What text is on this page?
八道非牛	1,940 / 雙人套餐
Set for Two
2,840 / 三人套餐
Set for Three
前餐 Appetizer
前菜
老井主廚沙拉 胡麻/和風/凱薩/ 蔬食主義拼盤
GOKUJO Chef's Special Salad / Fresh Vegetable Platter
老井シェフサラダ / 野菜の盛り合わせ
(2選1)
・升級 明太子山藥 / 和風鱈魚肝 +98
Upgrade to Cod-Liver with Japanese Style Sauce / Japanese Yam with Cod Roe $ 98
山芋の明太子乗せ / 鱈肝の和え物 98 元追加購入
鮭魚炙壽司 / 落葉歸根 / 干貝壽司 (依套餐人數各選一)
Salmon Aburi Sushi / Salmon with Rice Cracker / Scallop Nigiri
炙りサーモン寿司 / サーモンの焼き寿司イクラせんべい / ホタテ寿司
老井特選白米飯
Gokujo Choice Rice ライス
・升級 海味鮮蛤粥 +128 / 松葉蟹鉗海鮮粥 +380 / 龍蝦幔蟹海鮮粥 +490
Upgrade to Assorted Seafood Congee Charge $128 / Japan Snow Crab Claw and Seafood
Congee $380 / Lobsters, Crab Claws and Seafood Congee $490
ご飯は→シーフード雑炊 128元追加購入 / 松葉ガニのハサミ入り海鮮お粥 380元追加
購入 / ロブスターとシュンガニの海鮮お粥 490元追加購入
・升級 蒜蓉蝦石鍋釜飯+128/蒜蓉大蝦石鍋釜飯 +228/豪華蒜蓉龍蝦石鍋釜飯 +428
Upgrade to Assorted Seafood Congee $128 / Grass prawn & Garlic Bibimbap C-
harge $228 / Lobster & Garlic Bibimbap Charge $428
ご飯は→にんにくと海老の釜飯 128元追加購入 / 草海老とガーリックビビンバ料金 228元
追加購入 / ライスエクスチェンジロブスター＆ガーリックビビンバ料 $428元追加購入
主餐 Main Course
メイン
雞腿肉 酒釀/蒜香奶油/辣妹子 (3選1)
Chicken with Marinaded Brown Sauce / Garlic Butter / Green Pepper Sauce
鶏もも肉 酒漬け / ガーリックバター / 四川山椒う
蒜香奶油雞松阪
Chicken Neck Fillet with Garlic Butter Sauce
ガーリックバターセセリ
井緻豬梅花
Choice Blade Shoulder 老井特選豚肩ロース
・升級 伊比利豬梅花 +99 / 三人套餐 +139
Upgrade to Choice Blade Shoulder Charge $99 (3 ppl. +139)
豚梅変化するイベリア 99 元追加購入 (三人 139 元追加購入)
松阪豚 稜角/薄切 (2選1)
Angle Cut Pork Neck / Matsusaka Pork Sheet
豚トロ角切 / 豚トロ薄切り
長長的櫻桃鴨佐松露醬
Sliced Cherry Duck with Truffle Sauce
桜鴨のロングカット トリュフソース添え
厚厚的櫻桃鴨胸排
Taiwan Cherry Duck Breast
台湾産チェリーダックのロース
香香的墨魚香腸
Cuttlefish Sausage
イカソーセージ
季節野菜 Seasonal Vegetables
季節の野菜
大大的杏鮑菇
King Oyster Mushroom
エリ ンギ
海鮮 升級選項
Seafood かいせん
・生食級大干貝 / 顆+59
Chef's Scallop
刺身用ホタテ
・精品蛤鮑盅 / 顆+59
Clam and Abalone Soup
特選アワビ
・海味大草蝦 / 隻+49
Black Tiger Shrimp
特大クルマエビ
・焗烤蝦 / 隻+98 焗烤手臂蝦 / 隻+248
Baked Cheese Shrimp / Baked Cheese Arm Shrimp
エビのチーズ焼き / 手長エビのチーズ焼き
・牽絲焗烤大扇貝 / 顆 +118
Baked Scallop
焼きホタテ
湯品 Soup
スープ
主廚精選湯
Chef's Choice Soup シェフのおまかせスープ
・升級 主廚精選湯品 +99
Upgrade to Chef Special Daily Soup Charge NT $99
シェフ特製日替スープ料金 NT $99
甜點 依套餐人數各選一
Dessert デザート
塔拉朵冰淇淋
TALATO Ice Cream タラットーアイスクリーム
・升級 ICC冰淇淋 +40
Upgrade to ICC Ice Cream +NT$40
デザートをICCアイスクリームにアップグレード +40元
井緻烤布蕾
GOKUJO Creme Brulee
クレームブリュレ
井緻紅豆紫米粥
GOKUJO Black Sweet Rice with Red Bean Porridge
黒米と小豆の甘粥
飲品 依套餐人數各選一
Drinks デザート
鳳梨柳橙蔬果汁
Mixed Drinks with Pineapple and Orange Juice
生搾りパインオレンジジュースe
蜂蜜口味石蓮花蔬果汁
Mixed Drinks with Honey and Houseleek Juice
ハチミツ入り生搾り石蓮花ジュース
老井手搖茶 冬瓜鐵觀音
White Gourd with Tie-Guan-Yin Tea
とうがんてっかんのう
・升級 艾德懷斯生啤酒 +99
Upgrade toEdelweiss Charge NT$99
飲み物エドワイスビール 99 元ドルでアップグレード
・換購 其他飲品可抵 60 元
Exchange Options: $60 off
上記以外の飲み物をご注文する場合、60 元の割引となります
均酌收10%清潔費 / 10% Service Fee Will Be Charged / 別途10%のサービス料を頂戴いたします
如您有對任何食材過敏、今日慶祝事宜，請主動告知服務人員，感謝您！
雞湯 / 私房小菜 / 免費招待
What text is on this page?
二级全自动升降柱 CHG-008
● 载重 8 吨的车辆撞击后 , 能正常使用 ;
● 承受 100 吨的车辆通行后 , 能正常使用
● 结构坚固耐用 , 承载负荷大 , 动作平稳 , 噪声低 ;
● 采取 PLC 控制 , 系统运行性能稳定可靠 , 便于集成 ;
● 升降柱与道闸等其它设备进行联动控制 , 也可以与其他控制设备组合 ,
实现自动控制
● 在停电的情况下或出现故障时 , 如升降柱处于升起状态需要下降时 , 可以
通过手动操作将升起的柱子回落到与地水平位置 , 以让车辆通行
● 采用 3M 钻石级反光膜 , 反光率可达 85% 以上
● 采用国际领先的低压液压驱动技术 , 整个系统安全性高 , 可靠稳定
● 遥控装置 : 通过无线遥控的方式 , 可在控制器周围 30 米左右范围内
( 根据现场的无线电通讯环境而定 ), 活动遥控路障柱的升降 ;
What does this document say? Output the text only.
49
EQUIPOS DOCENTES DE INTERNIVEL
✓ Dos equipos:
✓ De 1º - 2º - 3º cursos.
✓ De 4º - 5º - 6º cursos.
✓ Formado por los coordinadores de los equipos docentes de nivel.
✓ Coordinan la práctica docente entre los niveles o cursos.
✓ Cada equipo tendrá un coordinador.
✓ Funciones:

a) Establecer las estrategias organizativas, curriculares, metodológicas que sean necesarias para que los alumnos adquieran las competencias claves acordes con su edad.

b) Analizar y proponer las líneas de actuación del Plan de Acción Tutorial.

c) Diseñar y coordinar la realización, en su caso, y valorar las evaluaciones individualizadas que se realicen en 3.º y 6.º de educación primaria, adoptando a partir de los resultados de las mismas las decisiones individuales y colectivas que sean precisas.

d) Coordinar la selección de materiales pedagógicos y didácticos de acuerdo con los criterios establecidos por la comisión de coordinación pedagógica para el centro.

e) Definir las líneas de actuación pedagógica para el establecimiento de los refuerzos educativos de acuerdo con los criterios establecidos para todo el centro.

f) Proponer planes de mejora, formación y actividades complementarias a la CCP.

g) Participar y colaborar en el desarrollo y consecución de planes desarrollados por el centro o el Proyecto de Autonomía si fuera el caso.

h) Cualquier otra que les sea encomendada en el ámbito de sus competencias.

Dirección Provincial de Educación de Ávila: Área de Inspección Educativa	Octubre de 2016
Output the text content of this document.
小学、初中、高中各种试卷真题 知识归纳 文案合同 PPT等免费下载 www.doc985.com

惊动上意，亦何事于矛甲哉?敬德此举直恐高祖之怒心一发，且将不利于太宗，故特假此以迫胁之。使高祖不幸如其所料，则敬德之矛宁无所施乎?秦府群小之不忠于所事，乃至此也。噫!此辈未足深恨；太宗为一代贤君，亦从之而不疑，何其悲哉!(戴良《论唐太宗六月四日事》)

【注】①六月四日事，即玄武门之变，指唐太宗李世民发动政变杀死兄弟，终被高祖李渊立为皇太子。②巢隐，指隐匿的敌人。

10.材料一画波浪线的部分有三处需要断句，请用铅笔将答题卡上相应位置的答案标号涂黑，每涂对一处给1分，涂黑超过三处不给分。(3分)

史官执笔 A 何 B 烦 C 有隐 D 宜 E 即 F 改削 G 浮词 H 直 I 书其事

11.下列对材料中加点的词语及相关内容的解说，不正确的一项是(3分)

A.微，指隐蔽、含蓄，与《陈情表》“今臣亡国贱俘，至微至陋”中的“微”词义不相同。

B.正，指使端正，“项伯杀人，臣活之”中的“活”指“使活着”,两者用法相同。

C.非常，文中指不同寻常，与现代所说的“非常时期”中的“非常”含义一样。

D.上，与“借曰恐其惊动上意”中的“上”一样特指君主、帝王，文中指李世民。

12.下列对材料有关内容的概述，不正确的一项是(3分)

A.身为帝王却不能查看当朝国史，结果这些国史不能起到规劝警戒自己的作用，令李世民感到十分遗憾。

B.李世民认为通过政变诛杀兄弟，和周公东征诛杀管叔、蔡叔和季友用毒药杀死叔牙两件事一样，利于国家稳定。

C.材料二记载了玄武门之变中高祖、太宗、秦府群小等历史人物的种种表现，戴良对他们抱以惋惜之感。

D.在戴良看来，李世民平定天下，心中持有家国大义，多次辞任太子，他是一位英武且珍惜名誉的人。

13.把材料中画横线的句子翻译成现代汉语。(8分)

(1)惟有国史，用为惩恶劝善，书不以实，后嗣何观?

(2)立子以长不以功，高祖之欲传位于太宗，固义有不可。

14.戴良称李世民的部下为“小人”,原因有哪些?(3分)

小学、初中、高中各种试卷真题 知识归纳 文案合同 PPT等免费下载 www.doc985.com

- - - -

**DO THIS**
Count how many lines hold the string "planes" and give that number alone.

**EXERCISE OUTPUT**
2